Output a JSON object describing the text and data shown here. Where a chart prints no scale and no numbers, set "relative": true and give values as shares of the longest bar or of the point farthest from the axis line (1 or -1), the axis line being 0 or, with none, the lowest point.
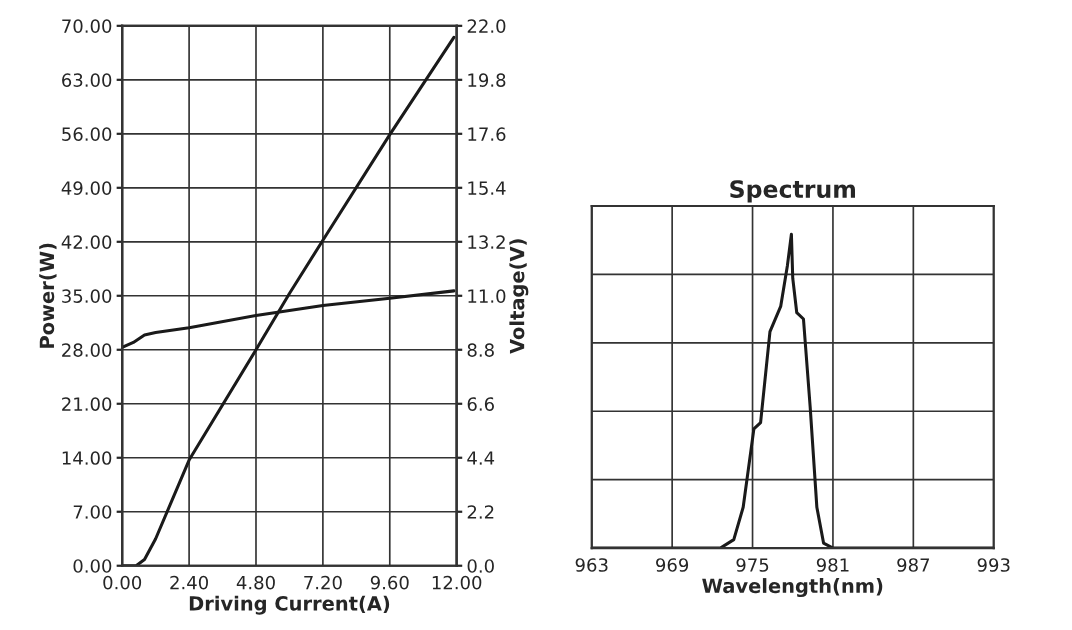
{
  "chart_data": [
    {
      "type": "line",
      "xlabel": "Driving Current(A)",
      "ylabel": "Power(W)",
      "y2label": "Voltage(V)",
      "grid": true,
      "legend": false,
      "xlim": [
        0,
        12
      ],
      "xticks": [
        {
          "value": 0,
          "label": "0.00"
        },
        {
          "value": 2.4,
          "label": "2.40"
        },
        {
          "value": 4.8,
          "label": "4.80"
        },
        {
          "value": 7.2,
          "label": "7.20"
        },
        {
          "value": 9.6,
          "label": "9.60"
        },
        {
          "value": 12,
          "label": "12.00"
        }
      ],
      "ylim": [
        0,
        70
      ],
      "yticks": [
        {
          "value": 0,
          "label": "0.00"
        },
        {
          "value": 7,
          "label": "7.00"
        },
        {
          "value": 14,
          "label": "14.00"
        },
        {
          "value": 21,
          "label": "21.00"
        },
        {
          "value": 28,
          "label": "28.00"
        },
        {
          "value": 35,
          "label": "35.00"
        },
        {
          "value": 42,
          "label": "42.00"
        },
        {
          "value": 49,
          "label": "49.00"
        },
        {
          "value": 56,
          "label": "56.00"
        },
        {
          "value": 63,
          "label": "63.00"
        },
        {
          "value": 70,
          "label": "70.00"
        }
      ],
      "y2lim": [
        0,
        22
      ],
      "y2ticks": [
        {
          "value": 0,
          "label": "0.0"
        },
        {
          "value": 2.2,
          "label": "2.2"
        },
        {
          "value": 4.4,
          "label": "4.4"
        },
        {
          "value": 6.6,
          "label": "6.6"
        },
        {
          "value": 8.8,
          "label": "8.8"
        },
        {
          "value": 11,
          "label": "11.0"
        },
        {
          "value": 13.2,
          "label": "13.2"
        },
        {
          "value": 15.4,
          "label": "15.4"
        },
        {
          "value": 17.6,
          "label": "17.6"
        },
        {
          "value": 19.8,
          "label": "19.8"
        },
        {
          "value": 22,
          "label": "22.0"
        }
      ],
      "series": [
        {
          "color": "#1a1a1a",
          "x": [
            0,
            0.5,
            0.8,
            1.2,
            2.4,
            4.8,
            6.0,
            7.2,
            9.6,
            11.9
          ],
          "values": [
            0,
            0,
            0.8,
            3.5,
            13.7,
            28.0,
            35.3,
            42.2,
            55.9,
            68.5
          ]
        },
        {
          "color": "#1a1a1a",
          "axis": "y2",
          "x": [
            0,
            0.4,
            0.8,
            1.2,
            2.4,
            4.8,
            7.2,
            9.6,
            11.9
          ],
          "values": [
            8.9,
            9.1,
            9.4,
            9.5,
            9.7,
            10.2,
            10.6,
            10.9,
            11.2
          ]
        }
      ]
    },
    {
      "type": "line",
      "title": "Spectrum",
      "xlabel": "Wavelength(nm)",
      "relative": true,
      "grid": true,
      "legend": false,
      "tick_labels": "x",
      "xlim": [
        963,
        993
      ],
      "xticks": [
        963,
        969,
        975,
        981,
        987,
        993
      ],
      "series": [
        {
          "color": "#1a1a1a",
          "x": [
            963,
            972.6,
            973.6,
            974.3,
            975.1,
            975.6,
            976.3,
            977.1,
            977.6,
            977.9,
            978.0,
            978.3,
            978.8,
            979.3,
            979.8,
            980.3,
            981.0,
            993
          ],
          "values": [
            0,
            0,
            0.027,
            0.13,
            0.38,
            0.4,
            0.69,
            0.77,
            0.9,
            1,
            0.86,
            0.75,
            0.73,
            0.45,
            0.13,
            0.016,
            0,
            0
          ]
        }
      ]
    }
  ]
}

++++++++++

Work to do:
Without including any pictures, reproduce the listing exactly.

Full solution:
Output a JSON object describing the text and data shown here. Where a chart prints no scale and no numbers, set "relative": true and give values as shares of the longest bar or of the point farthest from the axis line (1 or -1), the axis line being 0 or, with none, the lowest point.
{
  "chart_data": [
    {
      "type": "line",
      "xlabel": "Driving Current(A)",
      "ylabel": "Power(W)",
      "y2label": "Voltage(V)",
      "grid": true,
      "legend": false,
      "xlim": [
        0,
        12
      ],
      "xticks": [
        {
          "value": 0,
          "label": "0.00"
        },
        {
          "value": 2.4,
          "label": "2.40"
        },
        {
          "value": 4.8,
          "label": "4.80"
        },
        {
          "value": 7.2,
          "label": "7.20"
        },
        {
          "value": 9.6,
          "label": "9.60"
        },
        {
          "value": 12,
          "label": "12.00"
        }
      ],
      "ylim": [
        0,
        70
      ],
      "yticks": [
        {
          "value": 0,
          "label": "0.00"
        },
        {
          "value": 7,
          "label": "7.00"
        },
        {
          "value": 14,
          "label": "14.00"
        },
        {
          "value": 21,
          "label": "21.00"
        },
        {
          "value": 28,
          "label": "28.00"
        },
        {
          "value": 35,
          "label": "35.00"
        },
        {
          "value": 42,
          "label": "42.00"
        },
        {
          "value": 49,
          "label": "49.00"
        },
        {
          "value": 56,
          "label": "56.00"
        },
        {
          "value": 63,
          "label": "63.00"
        },
        {
          "value": 70,
          "label": "70.00"
        }
      ],
      "y2lim": [
        0,
        22
      ],
      "y2ticks": [
        {
          "value": 0,
          "label": "0.0"
        },
        {
          "value": 2.2,
          "label": "2.2"
        },
        {
          "value": 4.4,
          "label": "4.4"
        },
        {
          "value": 6.6,
          "label": "6.6"
        },
        {
          "value": 8.8,
          "label": "8.8"
        },
        {
          "value": 11,
          "label": "11.0"
        },
        {
          "value": 13.2,
          "label": "13.2"
        },
        {
          "value": 15.4,
          "label": "15.4"
        },
        {
          "value": 17.6,
          "label": "17.6"
        },
        {
          "value": 19.8,
          "label": "19.8"
        },
        {
          "value": 22,
          "label": "22.0"
        }
      ],
      "series": [
        {
          "color": "#1a1a1a",
          "x": [
            0,
            0.5,
            0.8,
            1.2,
            2.4,
            4.8,
            6.0,
            7.2,
            9.6,
            11.9
          ],
          "values": [
            0,
            0,
            0.8,
            3.5,
            13.7,
            28.0,
            35.3,
            42.2,
            55.9,
            68.5
          ]
        },
        {
          "color": "#1a1a1a",
          "axis": "y2",
          "x": [
            0,
            0.4,
            0.8,
            1.2,
            2.4,
            4.8,
            7.2,
            9.6,
            11.9
          ],
          "values": [
            8.9,
            9.1,
            9.4,
            9.5,
            9.7,
            10.2,
            10.6,
            10.9,
            11.2
          ]
        }
      ]
    },
    {
      "type": "line",
      "title": "Spectrum",
      "xlabel": "Wavelength(nm)",
      "relative": true,
      "grid": true,
      "legend": false,
      "tick_labels": "x",
      "xlim": [
        963,
        993
      ],
      "xticks": [
        963,
        969,
        975,
        981,
        987,
        993
      ],
      "series": [
        {
          "color": "#1a1a1a",
          "x": [
            963,
            972.6,
            973.6,
            974.3,
            975.1,
            975.6,
            976.3,
            977.1,
            977.6,
            977.9,
            978.0,
            978.3,
            978.8,
            979.3,
            979.8,
            980.3,
            981.0,
            993
          ],
          "values": [
            0,
            0,
            0.027,
            0.13,
            0.38,
            0.4,
            0.69,
            0.77,
            0.9,
            1,
            0.86,
            0.75,
            0.73,
            0.45,
            0.13,
            0.016,
            0,
            0
          ]
        }
      ]
    }
  ]
}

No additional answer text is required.